■ Problem description
Draw out every line with the word "Lesson" from the listing below.

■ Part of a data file

# # # #

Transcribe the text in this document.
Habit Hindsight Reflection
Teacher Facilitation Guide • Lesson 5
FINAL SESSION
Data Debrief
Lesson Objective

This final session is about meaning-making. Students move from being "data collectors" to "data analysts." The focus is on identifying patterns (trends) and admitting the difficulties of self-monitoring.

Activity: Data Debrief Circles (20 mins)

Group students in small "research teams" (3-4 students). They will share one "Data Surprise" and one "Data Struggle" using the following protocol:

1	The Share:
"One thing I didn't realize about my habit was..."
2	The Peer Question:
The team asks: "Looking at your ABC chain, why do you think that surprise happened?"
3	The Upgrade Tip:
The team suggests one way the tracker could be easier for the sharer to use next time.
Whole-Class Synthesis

# # # #

■ Task result
Teacher Facilitation Guide • Lesson 5
Lesson Objective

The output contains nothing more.